DATA FOR PROCESSING>
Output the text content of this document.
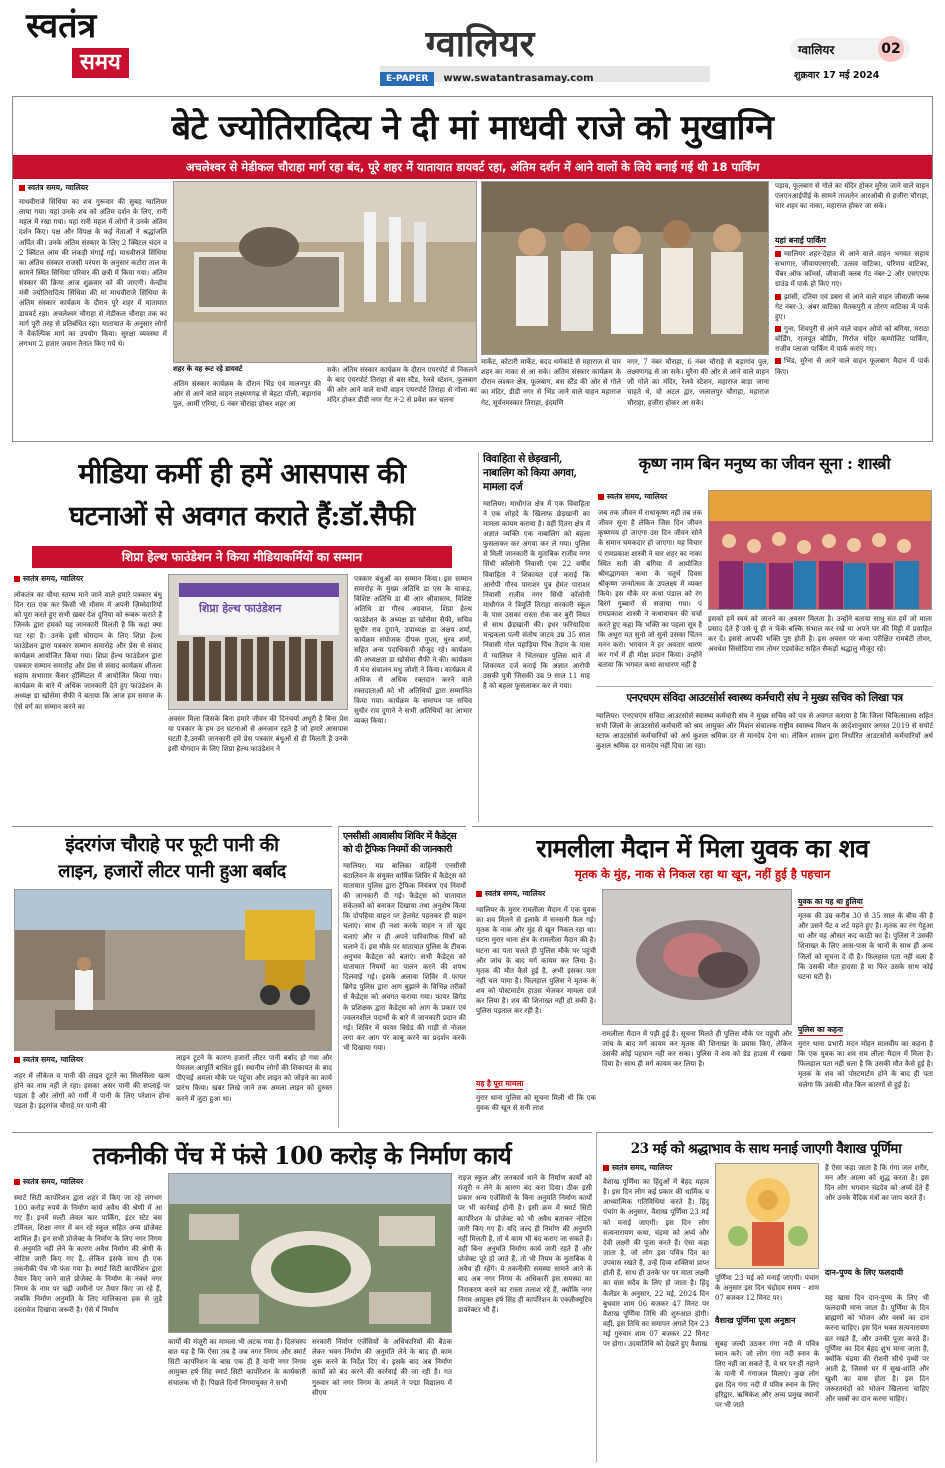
स्वतंत्र
समय	ग्वालियर
E-PAPER www.swatantrasamay.com
ग्वालियर	02
शुक्रवार 17 मई 2024
बेटे ज्योतिरादित्य ने दी मां माधवी राजे को मुखाग्नि
अचलेश्वर से मेडीकल चौराहा मार्ग रहा बंद, पूरे शहर में यातायात डायवर्ट रहा, अंतिम दर्शन में आने वालों के लिये बनाई गई थी 18 पार्किंग
स्वतंत्र समय, ग्वालियर
माधवीराजे सिंधिया का शव गुरूवार की सुबह ग्वालियर लाया गया। यहां उनके शव को अंतिम दर्शन के लिए, रानी महल में रखा गया। यहां रानी महल में लोगों ने उनके अंतिम दर्शन किए। पक्ष और विपक्ष के कई नेताओं ने श्रद्धांजलि अर्पित की। उनके अंतिम संस्कार के लिए 2 क्विंटल चंदन व 2 क्विंटल आम की लकड़ी मंगाई गई। माधवीराजे सिंधिया का अंतिम संस्कार राजसी परंपरा के अनुसार कटोरा ताल के सामने स्थित सिंधिया परिवार की छत्री में किया गया। अंतिम संस्कार की क्रिया आज शुक्रवार को की जाएगी। केन्द्रीय मंत्री ज्योतिरादित्य सिंधिया की मां माधवीराजे सिंधिया के अंतिम संस्कार कार्यक्रम के दौरान पूरे शहर में यातायात डायवर्ट रहा। अचलेश्वर चौराहा से मेडीकल चौराहा तक का मार्ग पूरी तरह से प्रतिबंधित रहा। यातायात के अनुसार लोगों ने वैकल्पिक मार्ग का उपयोग किया। सुरक्षा व्यवस्था में लगभग 2 हजार जवान तैनात किए गये थे।
शहर के यह रूट रहे डायवर्ट
अंतिम संस्कार कार्यक्रम के दौरान भिंड एवं मालनपुर की ओर से आने वाले वाहन लक्ष्मणगढ़ से बेहटा पॉली, बड़ागांव पुल, आर्मी एरिया, 6 नंबर चौराहा होकर शहर आ
सके। अंतिम संस्कार कार्यक्रम के दौरान एयरपोर्ट से निकलने के बाद एयरपोर्ट तिराहा से बस स्टैंड, रेलवे स्टेशन, फूलबाग की ओर आने वाले सभी वाहन एयरपोर्ट तिराहा से गोला का मंदिर होकर डीडी नगर गेट नं-2 से प्रवेश कर चलना
मार्केट, कोटारी मार्केट, बदद धर्मकांटे से महाराज से चार शहर का नाका से आ सके। अंतिम संस्कार कार्यक्रम के दौरान लश्कर क्षेत्र, फूलबाग, बस स्टैंड की ओर से गोले का मंदिर, डीडी नगर से भिंड जाने वाले वाहन महाराज गेट, सूर्यनमस्कार तिराहा, इंदमणि
नगर, 7 नंबर चौराहा, 6 नंबर चौराहे से बड़ागांव पुल, लक्ष्मणगढ़ से जा सके। मुरैना की ओर से आने वाले वाहन जौ गोले का मंदिर, रेलवे स्टेशन, महाराज बाड़ा जाना चाहते थे, वो अटल द्वार, जलालपुर चौराहा, महाराज चौराहा, हजीरा होकर आ सके।
पड़ाव, फूलबाग से गोले का मंदिर होकर मुरैना जाने वाले वाहन एलएनआईपीई के सामने ताजलेन आरओबी से हजीरा चौराहा, चार शहर का नाका, महाराज होकर जा सके।
यहां बनाई पार्किंग
ग्वालियर शहर-देहात से आने वाले वाहन भगवत सहाय सभागार, जीवायएसएसी, उत्सव वाटिका, परिणय वाटिका, चैंबर ऑफ कॉमर्स, जीवाजी क्लब गेट नंबर-2 और एसएएफ ग्राउंड में पार्क हो किए गए।
झांसी, दतिया एवं डबरा से आने वाले वाहन जीवाजी क्लब गेट नंबर-3, अंबर वाटिका चैतकपुरी व तोरण वाटिका में पार्क हुए।
गुना, शिवपुरी से आने वाले वाहन ओपो को बगिया, मराठा बोर्डिंग, राजपूत बोर्डिंग, गिर्राज मंदिर कम्पोजिट पार्किंग, राजीव प्लाजा पार्किंग में पार्क कराए गए।
भिंड, मुरैना से आने वाले वाहन फूलबाग मैदान में पार्क किए।
मीडिया कर्मी ही हमें आसपास की
घटनाओं से अवगत कराते हैं:डॉ.सैफी
शिप्रा हेल्थ फाउंडेशन ने किया मीडियाकर्मियों का सम्मान
स्वतंत्र समय, ग्वालियर
लोकतंत्र का चौथा स्तम्भ माने जाने वाले हमारे पत्रकार बंधु दिन रात एक कर किसी भी मौसम में अपनी ज़िम्मेदारियों को पूरा करते हुए सभी ख़बर देश दुनिया को रूबरू कराते हैं जिनके द्वारा हमको यह जानकारी मिलती है कि कहां क्या घट रहा है। उनके इसी योगदान के लिए शिप्रा हेल्थ फाउंडेशन द्वारा पत्रकार सम्मान समारोह और प्रेस से संवाद कार्यक्रम आयोजित किया गया। शिप्रा हेल्थ फाउंडेशन द्वारा पत्रकार सम्मान समारोह और प्रेस से संवाद कार्यक्रम शीतला सहाय सभागार कैंसर हॉस्पिटल में आयोजित किया गया। कार्यक्रम के बारे में अधिक जानकारी देते हुए फाउंडेशन के अध्यक्ष डा खोसेमा सैफी ने बताया कि आज हम समाज के ऐसे वर्ग का सम्मान करने का
शिप्रा हेल्थ फाउंडेशन
अवसर मिला जिसके बिना हमारे जीवन की दिनचर्या अधूरी है बिना प्रेस या पत्रकार के हम उन घटनाओं से अनजान रहते है जो हमारे आसपास घटती है,उनकी जानकारी हमें प्रेस पत्रकार बंधुओं से ही मिलती है उनके इसी योगदान के लिए शिप्रा हेल्थ फाउंडेशन ने
पत्रकार बंधुओं का सम्मान किया। इस सम्मान समारोह के मुख्य अतिथि डा एस के चाकड़, विशिष्ट अतिथि डा बी आर श्रीवास्तव, विशिष्ट अतिथि डा गौरव अग्रवाल, शिप्रा हेल्थ फाउंडेशन के अध्यक्ष डा खोसेमा सैफी, सचिव सुधीर राव दुगाने, उपाध्यक्ष डा अक्षय शर्मा, कार्यक्रम संयोजक दीपक गुप्ता, धुरव शर्मा, सहित अन्य पदाधिकारी मौजूद रहे। कार्यक्रम की अध्यक्षता डा खोसेमा सैफी ने की। कार्यक्रम में मंच संचालन मधु जोशी ने किया। कार्यक्रम में अधिक से अधिक रक्तदान करने वाले रक्तदाताओं को भी अतिथियों द्वारा सम्मानित किया गया। कार्यक्रम के समापन पर सचिव सुधीर राव दुगाने ने सभी अतिथियों का आभार व्यक्त किया।
विवाहिता से छेड़खानी, नाबालिग को किया अगवा, मामला दर्ज
ग्वालियर। माधौगंज क्षेत्र में एक विवाहिता ने एक शोहदे के खिलाफ छेड़खानी का मामला कायम कराया है। वहीं दितरा क्षेत्र में अज्ञात व्यक्ति एक नाबालिग को बहला फुसलाकर कर अगवा कर ले गया। पुलिस से मिली जानकारी के मुताबिक राजीव नगर सिंधी कॉलोनी निवासी एक 22 वर्षीय विवाहिता ने शिकायत दर्ज कराई कि आरोपी गौरव पाराशर पुत्र हेमंत पाराशर निवासी राजीव नगर सिंधी कॉलोनी माधौगंज ने त्रिमूर्ति तिराहा सरकारी स्कूल के पास उसका रास्ता रोक कर बुरी नियत से साथ छेड़खानी की। इधर फरियादिया चन्द्रकला पत्नी संतोष जाटव उम्र 35 साल निवासी गोल पहाड़िया पिंच तैदाम के पास में ग्वालियर ने भितरवार पुलिस थाने में शिकायत दर्ज कराई कि अज्ञात आरोपी उसकी पुत्री जिसकी उम्र 9 साल 11 माह है को बहला फुसलाकर कर ले गया।
कृष्ण नाम बिन मनुष्य का जीवन सूना : शास्त्री
स्वतंत्र समय, ग्वालियर
जब तक जीवन में राधाकृष्ण नहीं तब तक जीवन सूना है लेकिन जिस दिन जीवन कृष्णमय हो जाएगा उस दिन जीवन सोने के समान चमकदार हो जाएगा। यह विचार पं रामप्रकाश शास्त्री ने चार शहर का नाका स्थित सती की बगिया में आयोजित श्रीमद्भागवत कथा के चतुर्थ दिवस श्रीकृष्ण जन्मोत्सव के उपलक्ष्य में व्यक्त किये। इस मौके पर कथा पंडाल को रंग बिरंगे गुब्बारों से सजाया गया। पं रामप्रकाश शास्त्री ने कथावाचन की चर्चा करते हुए कहा कि भक्ति का पहला सूत्र है कि अधूरा मत सुनो जो सुनो उसका चिंतन मनन करो। भगवान ने हर अवतार धारण कर गर्भ में ही मोक्ष प्रदान किया। उन्होंने बताया कि भगवत कथा साधारण नहीं है
इसको हमें स्वयं को जानने का अवसर मिलता है। उन्होंने बताया साधु संत हमें जो माला प्रसाद देते हैं उसे यूं ही न फेंके बल्कि संभाल कर रखें या अपने घर की मिट्टी में प्रवाहित कर दें। इससे आपकी भक्ति पुष्ट होती है। इस अवसर पर कथा परीक्षित रामबेटी तोमर, अवधेश सिसोदिया राम तोमर एडवोकेट सहित सैकड़ों श्रद्धालु मौजूद रहे।
एनएचएम संविदा आउटसोर्स स्वास्थ्य कर्मचारी संघ ने मुख्य सचिव को लिखा पत्र
ग्वालियर। एनएचएम संविदा आउटसोर्स स्वास्थ्य कर्मचारी संघ ने मुख्य सचिव को पत्र से अवगत कराया है कि जिला चिकित्सालय सहित सभी जिलों के आउटसोर्स कर्मचारी को श्रम आयुक्त और मिशन संचालक राष्ट्रीय स्वास्थ्य मिशन के आदेशानुसार अगस्त 2019 से सपोर्ट स्टाफ आउटसोर्स कर्मचारियों को अर्ध कुशल श्रमिक दर से मानदेय देना था। लेकिन शासन द्वारा निर्धारित आउटसोर्स कर्मचारियों अर्ध कुशल श्रमिक दर मानदेय नहीं दिया जा रहा।
इंदरगंज चौराहे पर फूटी पानी की
लाइन, हजारों लीटर पानी हुआ बर्बाद
स्वतंत्र समय, ग्वालियर
शहर में लीकेज व पानी की लाइन टूटने का सिलसिला खत्म होने का नाम नहीं ले रहा। इसका असर पानी की सप्लाई पर पड़ता है और लोगों को गर्मी में पानी के लिए परेशान होना पड़ता है। इंदरगंज चौराहे पर पानी की
लाइन टूटने के कारण हजारों लीटर पानी बर्बाद हो गया और पेयजल आपूर्ति बाधित हुई। स्थानीय लोगों की शिकायत के बाद पीएचई अमला मौके पर पहुंचा और लाइन को जोड़ने का कार्य प्रारंभ किया। खबर लिखे जाने तक अमला लाइन को दुरुस्त करने में जुटा हुआ था।
एनसीसी आवासीय शिविर में कैडेट्स को दी ट्रैफिक नियमों की जानकारी
ग्वालियर। मप्र बालिका वाहिनी एनसीसी बटालियन के संयुक्त वार्षिक शिविर में कैडेट्स को यातायात पुलिस द्वारा ट्रैफिक नियंत्रण एवं नियमों की जानकारी दी गई। कैडेट्स को यातायात संकेतकों को बनाकर दिखाया तथा अनुशेष किया कि दोपहिया वाहन पर हेलमेट पहनकर ही वाहन चलाएं। साथ ही नशा करके वाहन न तो खुद चलाएं और न ही अपने पारिवारिक मित्रों को चलाने दें। इस मौके पर यातायात पुलिस के टीचक अनुभव कैडेट्स को बताएं। सभी कैडेट्स को यातायात नियमों का पालन करने की शपथ दिलवाई गई। इसके अलावा शिविर में फायर ब्रिगेड पुलिस द्वारा आग बुझाने के विभिन्न तरीकों से कैडेट्स को अवगत कराया गया। फायर ब्रिगेड के प्रशिक्षक द्वारा कैडेट्स को आग के प्रकार एवं ज्वलनशील पदार्थों के बारे में जानकारी प्रदान की गई। शिविर में फायर बिग्रेड की गाड़ी से नोजल लगा कर आग पर काबू करने का प्रदर्शन करके भी दिखाया गया।
रामलीला मैदान में मिला युवक का शव
मृतक के मुंह, नाक से निकल रहा था खून, नहीं हुई है पहचान
स्वतंत्र समय, ग्वालियर
ग्वालियर के मुरार रामलीला मैदान में एक युवक का शव मिलने से इलाके में सनसनी फैल गई। मृतक के नाक और मुंह से खून निकल रहा था। घटना मुरार थाना क्षेत्र के रामलीला मैदान की है। घटना का पता चलते ही पुलिस मौके पर पहुंची और जांच के बाद मर्ग कायम कर लिया है। मृतक की मौत कैसे हुई है, अभी इसका पता नहीं चल पाया है। फिलहाल पुलिस ने मृतक के शव को पोस्टमार्टम हाउस भेजकर मामला दर्ज कर लिया है। शव की शिनाख्त नहीं हो सकी है। पुलिस पड़ताल कर रही है।
यह है पूरा मामला
मुरार थाना पुलिस को सूचना मिली थी कि एक युवक की खून से सनी लाश
रामलीला मैदान में पड़ी हुई है। सूचना मिलते ही पुलिस मौके पर पहुंची और जांच के बाद मर्ग कायम कर मृतक की शिनाख्त के प्रयास किए, लेकिन उसकी कोई पहचान नहीं कर सका। पुलिस ने शव को डेड हाउस में रखवा दिया है। साथ ही मर्ग कायम कर लिया है।
युवक का यह था हुलिया
मृतक की उम्र करीब 30 से 35 साल के बीच की है और उसने पैंट व शर्ट पहने हुए है। मृतक का रंग गेहुंआ था और वह औसत कद काठी का है। पुलिस ने उसकी शिनाख्त के लिए आस-पास के थानों के साथ ही अन्य जिलों को सूचना दे दी है। फिलहाल पता नहीं चला है कि उसकी मौत हादसा है या फिर उसके साथ कोई घटना घटी है।
पुलिस का कहना
मुरार थाना प्रभारी मदन मोहन मालवीय का कहना है कि एक युवक का शव राम लीला मैदान में मिला है। फिलहाल पता नहीं चला है कि उसकी मौत कैसे हुई है। मृतक के शव को पोस्टमार्टम होने के बाद ही पता चलेगा कि उसकी मौत किन कारणों से हुई है।
तकनीकी पेंच में फंसे 100 करोड़ के निर्माण कार्य
स्वतंत्र समय, ग्वालियर
स्मार्ट सिटी कार्पोरेशन द्वारा शहर में किए जा रहे लगभग 100 करोड़ रुपये के निर्माण कार्य अवैध की श्रेणी में आ गए हैं। इनमें मल्टी लेवल कार पार्किंग, इंटर स्टेट बस टर्मिनल, शिक्षा नगर में बन रहे स्कूल सहित अन्य प्रोजेक्ट शामिल हैं। इन सभी प्रोजेक्ट के निर्माण के लिए नगर निगम से अनुमति नहीं लेने के कारण अवैध निर्माण की श्रेणी के नोटिस जारी किए गए हैं, लेकिन इसके साथ ही एक तकनीकी पेंच भी फंस गया है। स्मार्ट सिटी कार्पोरेशन द्वारा तैयार किए जाने वाले प्रोजेक्ट के निर्माण के नक्शे नगर निगम के नाम पर चढ़ी जमीनों पर तैयार किए जा रहे हैं, जबकि निर्माण अनुमति के लिए मालिकाना हक से जुड़े दस्तावेज दिखाना जरूरी है। ऐसे में निर्माण
कार्यों की मंजूरी का मामला भी अटक गया है। दिलचस्प बात यह है कि ऐसा तब है जब नगर निगम और स्मार्ट सिटी कार्पोरेशन के बास एक ही हैं यानी नगर निगम आयुक्त हर्ष सिंह स्मार्ट सिटी कार्पोरेशन के कार्यकारी संचालक भी हैं। पिछले दिनों निगमायुक्त ने सभी
सरकारी निर्माण एजेंसियों के अधिकारियों की बैठक लेकर भवन निर्माण की अनुमति लेने के बाद ही काम शुरू करने के निर्देश दिए थे। इसके बाद अब निर्माण कार्यों को बंद करने की कार्रवाई की जा रही है। गत गुरुवार को नगर निगम के अमले ने पद्मा विद्यालय में सीएम
राइज स्कूल और जनकार्य थाने के निर्माण कार्यों को मंजूरी न लेने के कारण बंद करा दिया। ठीक इसी प्रकार अन्य एजेंसियों के बिना अनुमति निर्माण कार्यों पर भी कार्रवाई होनी है। इसी क्रम में स्मार्ट सिटी कार्पोरेशन के प्रोजेक्ट को भी अवैध बताकर नोटिस जारी किए गए हैं। यदि जल्द ही निर्माण की अनुमति नहीं मिलती है, तो ये काम भी बंद कराए जा सकते हैं। वहीं बिना अनुमति निर्माण कार्य जारी रहते हैं और प्रोजेक्ट पूरे हो जाते हैं, तो भी नियम के मुताबिक ये अवैध ही रहेंगे। ये तकनीकी समस्या सामने आने के बाद अब नगर निगम के अधिकारी इस समस्या का निराकरण करने का रास्ता तलाश रहे हैं, क्योंकि नगर निगम आयुक्त हर्ष सिंह ही कार्पोरेशन के एक्जीक्यूटिव डायरेक्टर भी हैं।
23 मई को श्रद्धाभाव के साथ मनाई जाएगी वैशाख पूर्णिमा
स्वतंत्र समय, ग्वालियर
वैशाख पूर्णिमा का हिंदुओं में बेहद महत्व है। इस दिन लोग कई प्रकार की धार्मिक व आध्यात्मिक गतिविधियां करते हैं। हिंदू पंचांग के अनुसार, वैशाख पूर्णिमा 23 मई को मनाई जाएगी। इस दिन लोग सत्यनारायण कथा, चंद्रमा को अर्घ्य और देवी लक्ष्मी की पूजा करते हैं। ऐसा कहा जाता है, जो लोग इस पवित्र दिन का उपवास रखते हैं, उन्हें दिव्य शक्तियां प्राप्त होती हैं, साथ ही उनके घर पर माता लक्ष्मी का वास सदैव के लिए हो जाता है। हिंदू कैलेंडर के अनुसार, 22 मई, 2024 दिन बुधवार शाम 06 बजकर 47 मिनट पर वैशाख पूर्णिमा तिथि की शुरुआत होगी। वहीं, इस तिथि का समापन अगले दिन 23 मई गुरुवार शाम 07 बजकर 22 मिनट पर होगा। उदयातिथि को देखते हुए वैशाख
पूर्णिमा 23 मई को मनाई जाएगी। पंचांग के अनुसार इस दिन चंद्रोदय समय - शाम 07 बजकर 12 मिनट पर।
वैशाख पूर्णिमा पूजा अनुष्ठान
सुबह जल्दी उठकर गंगा नदी में पवित्र स्नान करें। जो लोग गंगा नदी स्नान के लिए नहीं जा सकते हैं, वे घर पर ही नहाने के पानी में गंगाजल मिलाएं। कुछ लोग इस दिन गंगा नदी में पवित्र स्नान के लिए हरिद्वार, ऋषिकेश और अन्य प्रमुख स्थानों पर भी जाते
हैं ऐसा कहा जाता है कि गंगा जल शरीर, मन और आत्मा को शुद्ध करता है। इस दिन लोग भगवान चंद्रदेव को अर्घ्य देते हैं और उनके वैदिक मंत्रों का जाप करते हैं।
दान-पुण्य के लिए फलदायी
यह खास दिन दान-पुण्य के लिए भी फलदायी माना जाता है। पूर्णिमा के दिन ब्राह्मणों को भोजन और वस्त्रों का दान करना चाहिए। इस दिन भक्त सत्यनारायण व्रत रखते हैं, और उनकी पूजा करते हैं। पूर्णिमा का दिन बेहद शुभ माना जाता है, क्योंकि चंद्रमा की रोशनी सीधे पृथ्वी पर आती है, जिससे घर में सुख-शांति और खुशी का वास होता है। इस दिन जरूरतमंदों को भोजन खिलाना चाहिए और वस्त्रों का दान करना चाहिए।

TASK DIRECTIONS> Going through the lines above one by one, tally those with the word "मणगढ" and give only the total.

THE COMPLETED TASK> 2